» Task data
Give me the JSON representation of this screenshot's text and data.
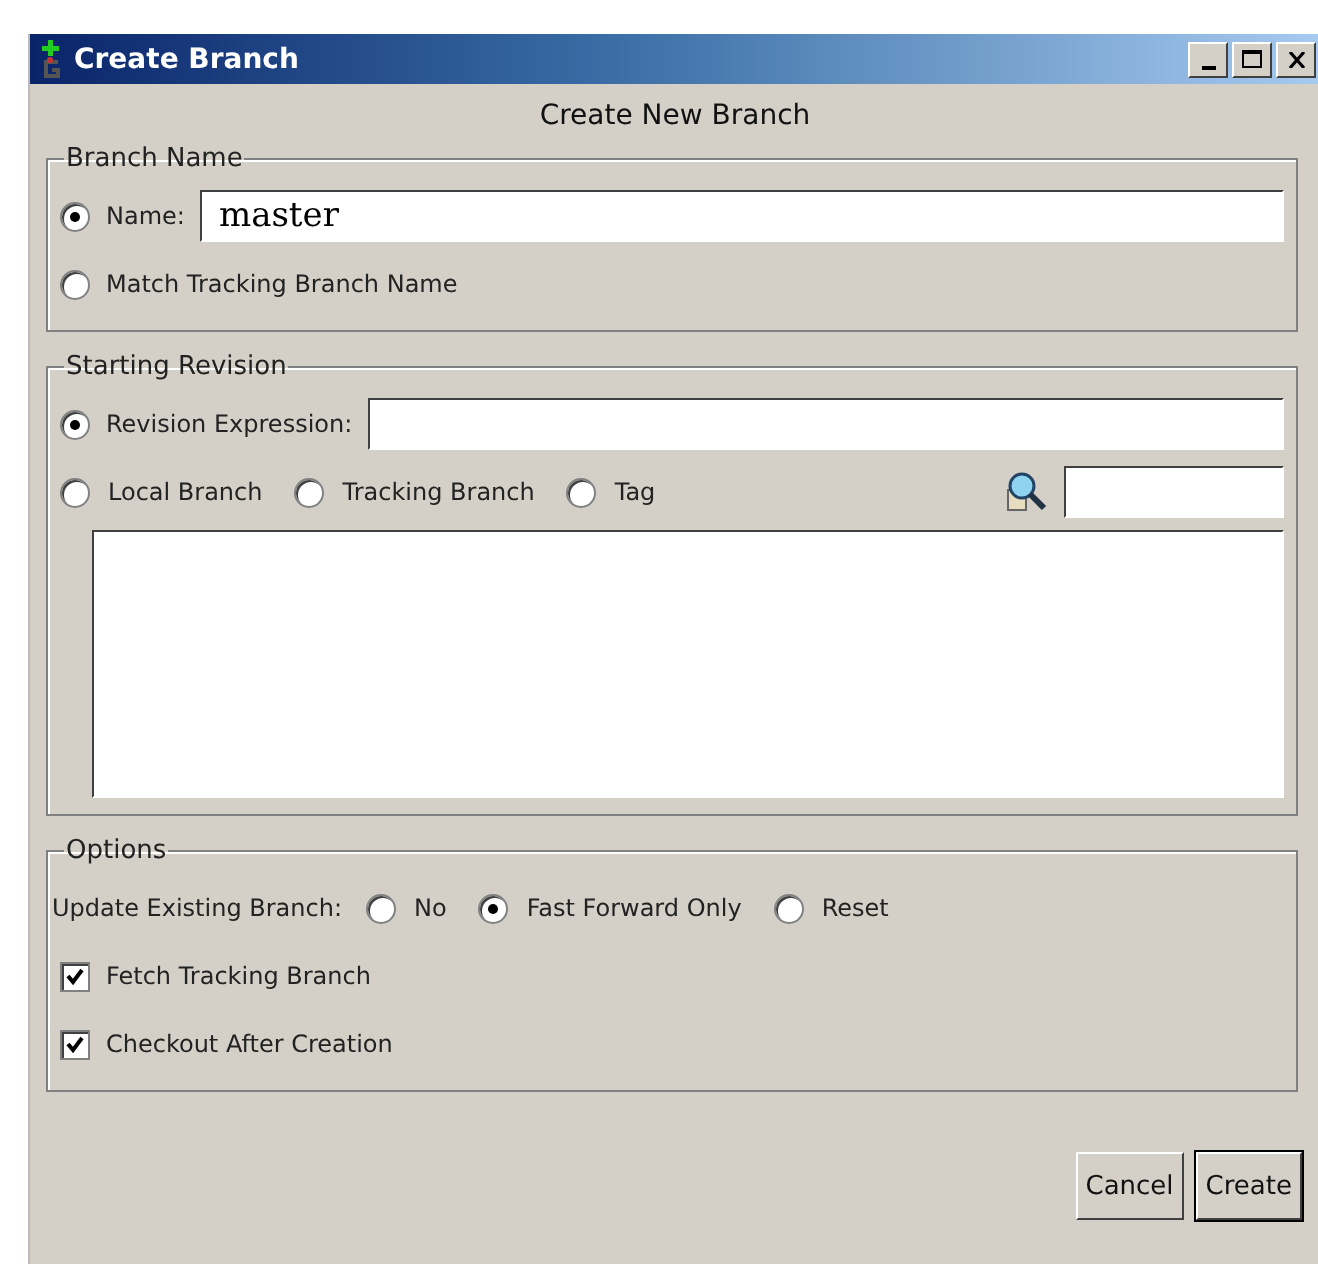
{
  "window": {
    "title": "Create Branch"
  },
  "heading": "Create New Branch",
  "branch_name": {
    "legend": "Branch Name",
    "options": [
      {
        "label": "Name:",
        "selected": true,
        "kind": "field",
        "value": "master"
      },
      {
        "label": "Match Tracking Branch Name",
        "selected": false,
        "kind": "plain"
      }
    ]
  },
  "starting_revision": {
    "legend": "Starting Revision",
    "expression": {
      "label": "Revision Expression:",
      "selected": true
    },
    "sources": [
      {
        "label": "Local Branch",
        "selected": false
      },
      {
        "label": "Tracking Branch",
        "selected": false
      },
      {
        "label": "Tag",
        "selected": false
      }
    ]
  },
  "options": {
    "legend": "Options",
    "update_label": "Update Existing Branch:",
    "update_choices": [
      {
        "label": "No",
        "selected": false
      },
      {
        "label": "Fast Forward Only",
        "selected": true
      },
      {
        "label": "Reset",
        "selected": false
      }
    ],
    "checkboxes": [
      {
        "label": "Fetch Tracking Branch",
        "checked": true
      },
      {
        "label": "Checkout After Creation",
        "checked": true
      }
    ]
  },
  "buttons": [
    {
      "label": "Cancel",
      "default": false
    },
    {
      "label": "Create",
      "default": true
    }
  ]
}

» Written exercise
Provide the number of lines in the entries that include "Create", and no other text.

» Written response
3